AIM OF THE EXERCISE:
Report how many lines contain "name", with no other words.
• • • •
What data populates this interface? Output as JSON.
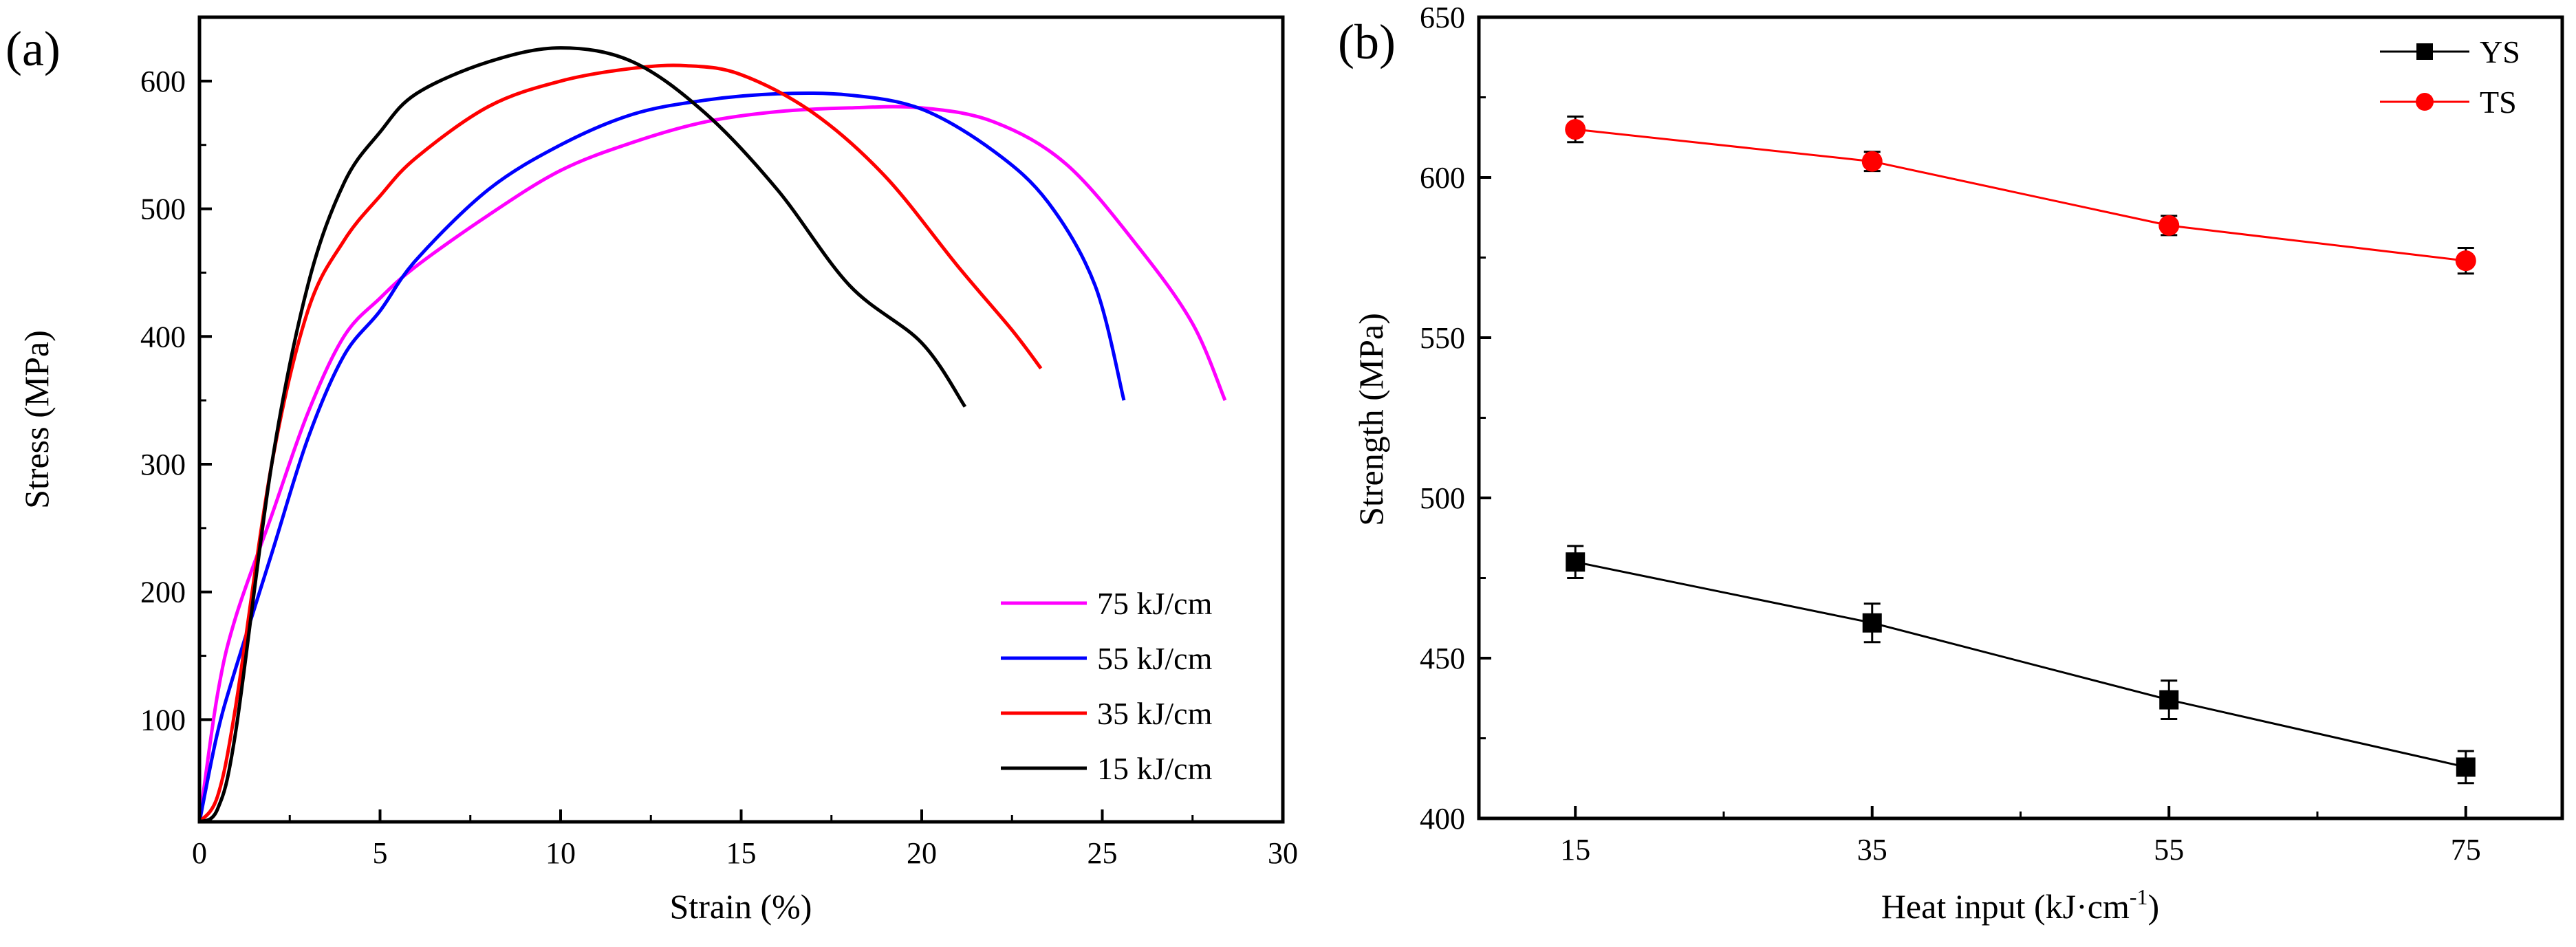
{
  "chart_data": [
    {
      "type": "line",
      "panel_label": "(a)",
      "xlabel": "Strain (%)",
      "ylabel": "Stress (MPa)",
      "xlim": [
        0,
        30
      ],
      "ylim": [
        20,
        650
      ],
      "xticks": [
        0,
        5,
        10,
        15,
        20,
        25,
        30
      ],
      "yticks": [
        100,
        200,
        300,
        400,
        500,
        600
      ],
      "legend_position": "bottom-right",
      "series": [
        {
          "name": "75 kJ/cm",
          "color": "#ff00ff",
          "x": [
            0,
            0.5,
            1,
            2,
            3,
            4,
            5,
            6,
            8,
            10,
            12,
            14,
            16,
            18,
            20,
            22,
            24,
            26,
            27.5,
            28.4
          ],
          "y": [
            20,
            120,
            180,
            260,
            340,
            400,
            430,
            455,
            495,
            530,
            552,
            568,
            576,
            579,
            579,
            568,
            535,
            470,
            410,
            350
          ]
        },
        {
          "name": "55 kJ/cm",
          "color": "#0000ff",
          "x": [
            0,
            0.5,
            1,
            2,
            3,
            4,
            5,
            6,
            8,
            10,
            12,
            14,
            16,
            18,
            20,
            22,
            23.5,
            24.8,
            25.6
          ],
          "y": [
            20,
            90,
            140,
            230,
            320,
            385,
            420,
            460,
            515,
            550,
            574,
            585,
            590,
            589,
            578,
            545,
            505,
            440,
            350
          ]
        },
        {
          "name": "35 kJ/cm",
          "color": "#ff0000",
          "x": [
            0,
            0.5,
            1,
            2,
            3,
            4,
            5,
            6,
            8,
            10,
            12,
            13.5,
            15,
            17,
            19,
            21,
            22.5,
            23.3
          ],
          "y": [
            20,
            40,
            110,
            300,
            420,
            475,
            510,
            540,
            580,
            600,
            610,
            612,
            605,
            575,
            525,
            455,
            405,
            375
          ]
        },
        {
          "name": "15 kJ/cm",
          "color": "#000000",
          "x": [
            0,
            0.5,
            1,
            2,
            3,
            4,
            5,
            6,
            8,
            10,
            12,
            14,
            16,
            18,
            20,
            21.2
          ],
          "y": [
            20,
            30,
            90,
            300,
            440,
            520,
            560,
            590,
            615,
            626,
            615,
            575,
            515,
            440,
            395,
            345
          ]
        }
      ]
    },
    {
      "type": "line",
      "panel_label": "(b)",
      "xlabel_main": "Heat input (kJ·cm",
      "xlabel_exp": "-1",
      "xlabel_tail": ")",
      "ylabel": "Strength (MPa)",
      "categories": [
        "15",
        "35",
        "55",
        "75"
      ],
      "x": [
        15,
        35,
        55,
        75
      ],
      "ylim": [
        400,
        650
      ],
      "yticks": [
        400,
        450,
        500,
        550,
        600,
        650
      ],
      "legend_position": "top-right",
      "series": [
        {
          "name": "YS",
          "color": "#000000",
          "marker": "square",
          "values": [
            480,
            461,
            437,
            416
          ],
          "errors": [
            5,
            6,
            6,
            5
          ]
        },
        {
          "name": "TS",
          "color": "#ff0000",
          "marker": "circle",
          "values": [
            615,
            605,
            585,
            574
          ],
          "errors": [
            4,
            3,
            3,
            4
          ]
        }
      ]
    }
  ]
}
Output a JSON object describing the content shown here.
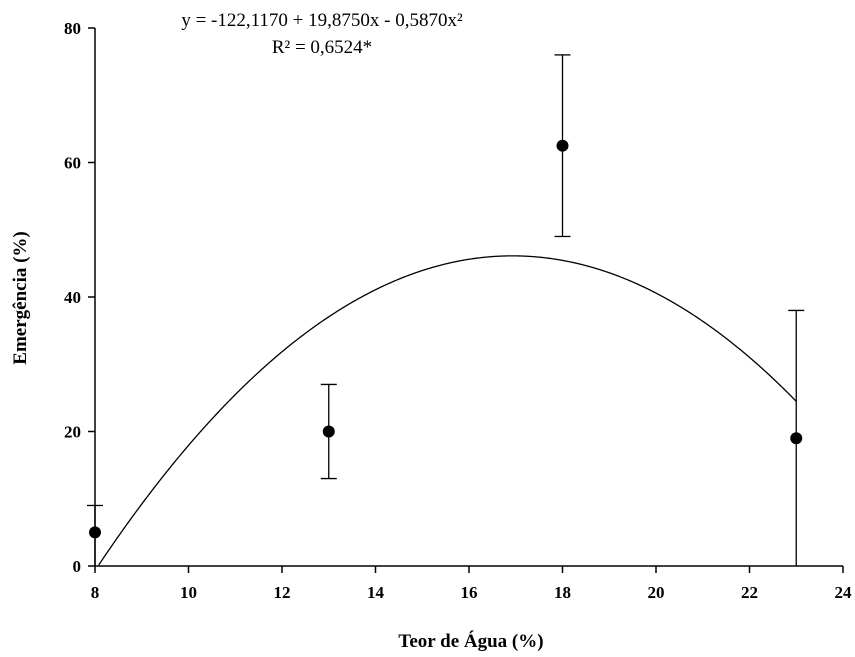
• • • •
SOLUTION FOR THIS PROBLEM:
6